>> BEGIN Exercise inputs
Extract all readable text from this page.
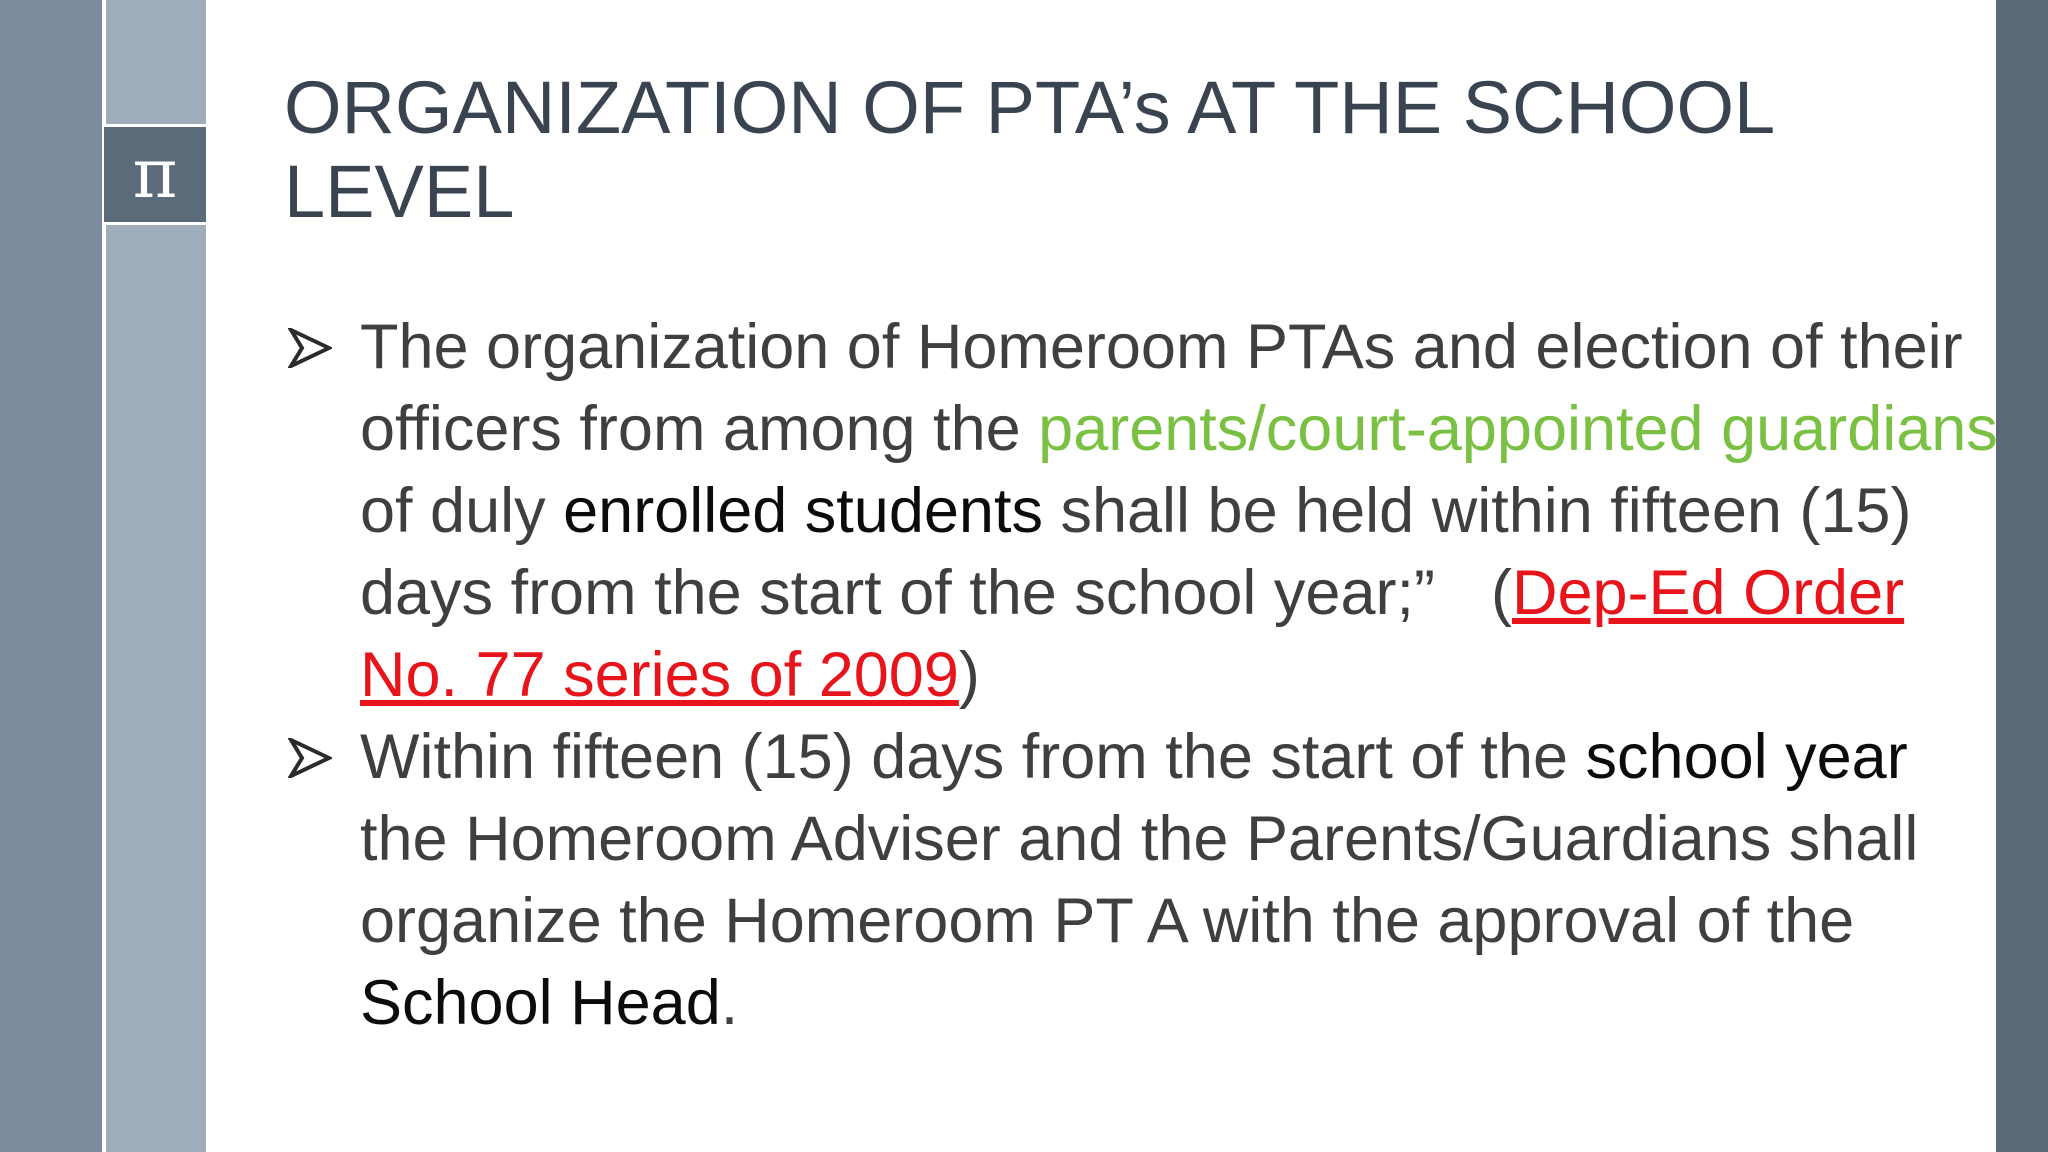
π
ORGANIZATION OF PTA’s AT THE SCHOOL LEVEL
The organization of Homeroom PTAs and election of their officers from among the parents/court-appointed guardians of duly enrolled students shall be held within fifteen (15) days from the start of the school year;” (Dep-Ed Order No. 77 series of 2009)
Within fifteen (15) days from the start of the school year the Homeroom Adviser and the Parents/Guardians shall organize the Homeroom PT A with the approval of the School Head.
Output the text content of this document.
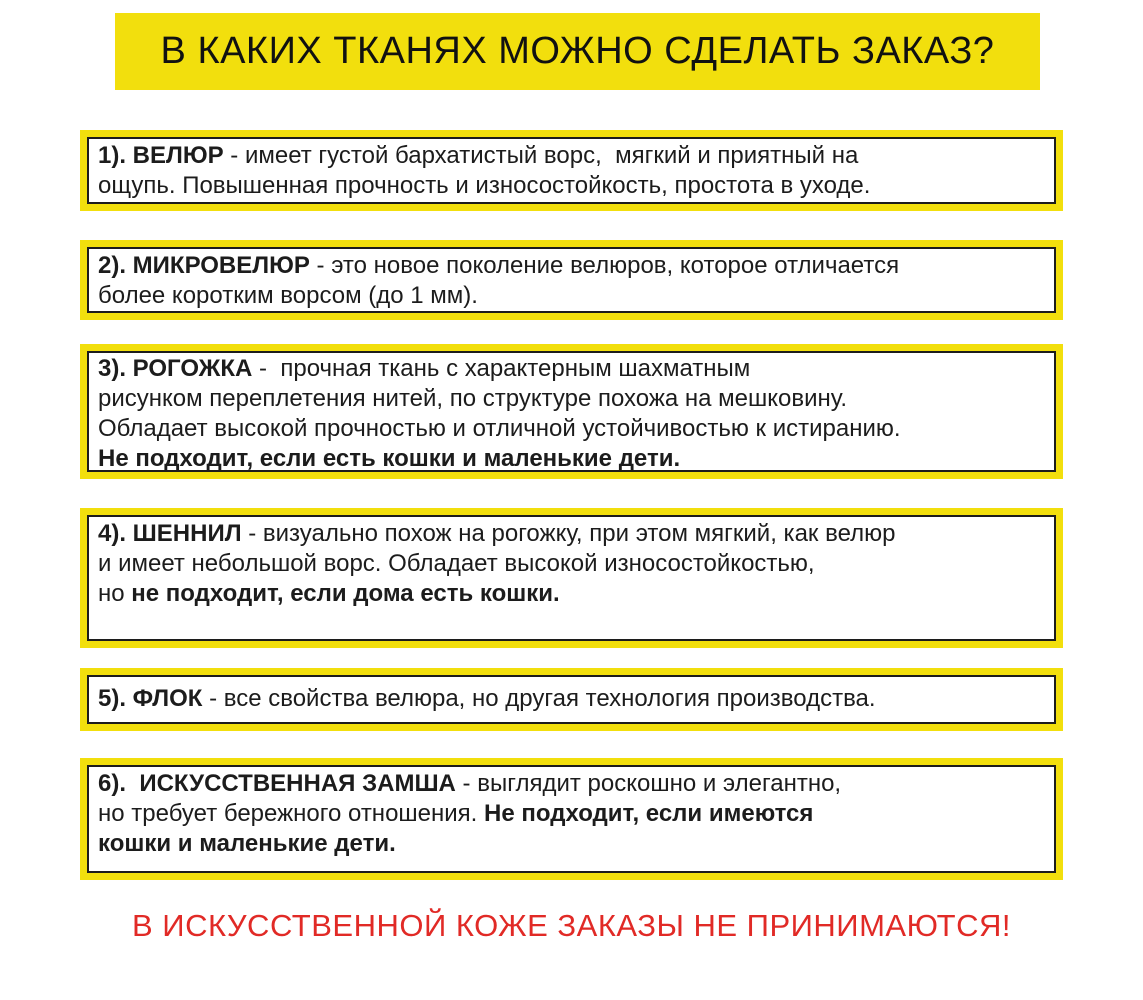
В КАКИХ ТКАНЯХ МОЖНО СДЕЛАТЬ ЗАКАЗ?

1). ВЕЛЮР - имеет густой бархатистый ворс,  мягкий и приятный на
ощупь. Повышенная прочность и износостойкость, простота в уходе.

2). МИКРОВЕЛЮР - это новое поколение велюров, которое отличается
более коротким ворсом (до 1 мм).

3). РОГОЖКА -  прочная ткань с характерным шахматным
рисунком переплетения нитей, по структуре похожа на мешковину.
Обладает высокой прочностью и отличной устойчивостью к истиранию.
Не подходит, если есть кошки и маленькие дети.

4). ШЕННИЛ - визуально похож на рогожку, при этом мягкий, как велюр
и имеет небольшой ворс. Обладает высокой износостойкостью,
но не подходит, если дома есть кошки.

5). ФЛОК - все свойства велюра, но другая технология производства.

6).  ИСКУССТВЕННАЯ ЗАМША - выглядит роскошно и элегантно,
но требует бережного отношения. Не подходит, если имеются
кошки и маленькие дети.

В ИСКУССТВЕННОЙ КОЖЕ ЗАКАЗЫ НЕ ПРИНИМАЮТСЯ!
>> END Exercise inputs
## Problem to solve
Reproduce the material word for word. Any pictures should be left out of the copy.

## Result
Extract all readable text from this page.
π
ORGANIZATION OF PTA’s AT THE SCHOOL LEVEL
The organization of Homeroom PTAs and election of their officers from among the parents/court-appointed guardians of duly enrolled students shall be held within fifteen (15) days from the start of the school year;” (Dep-Ed Order No. 77 series of 2009)
Within fifteen (15) days from the start of the school year the Homeroom Adviser and the Parents/Guardians shall organize the Homeroom PT A with the approval of the School Head.
Output the text content of this document.
В КАКИХ ТКАНЯХ МОЖНО СДЕЛАТЬ ЗАКАЗ?

1). ВЕЛЮР - имеет густой бархатистый ворс,  мягкий и приятный на
ощупь. Повышенная прочность и износостойкость, простота в уходе.

2). МИКРОВЕЛЮР - это новое поколение велюров, которое отличается
более коротким ворсом (до 1 мм).

3). РОГОЖКА -  прочная ткань с характерным шахматным
рисунком переплетения нитей, по структуре похожа на мешковину.
Обладает высокой прочностью и отличной устойчивостью к истиранию.
Не подходит, если есть кошки и маленькие дети.

4). ШЕННИЛ - визуально похож на рогожку, при этом мягкий, как велюр
и имеет небольшой ворс. Обладает высокой износостойкостью,
но не подходит, если дома есть кошки.

5). ФЛОК - все свойства велюра, но другая технология производства.

6).  ИСКУССТВЕННАЯ ЗАМША - выглядит роскошно и элегантно,
но требует бережного отношения. Не подходит, если имеются
кошки и маленькие дети.

В ИСКУССТВЕННОЙ КОЖЕ ЗАКАЗЫ НЕ ПРИНИМАЮТСЯ!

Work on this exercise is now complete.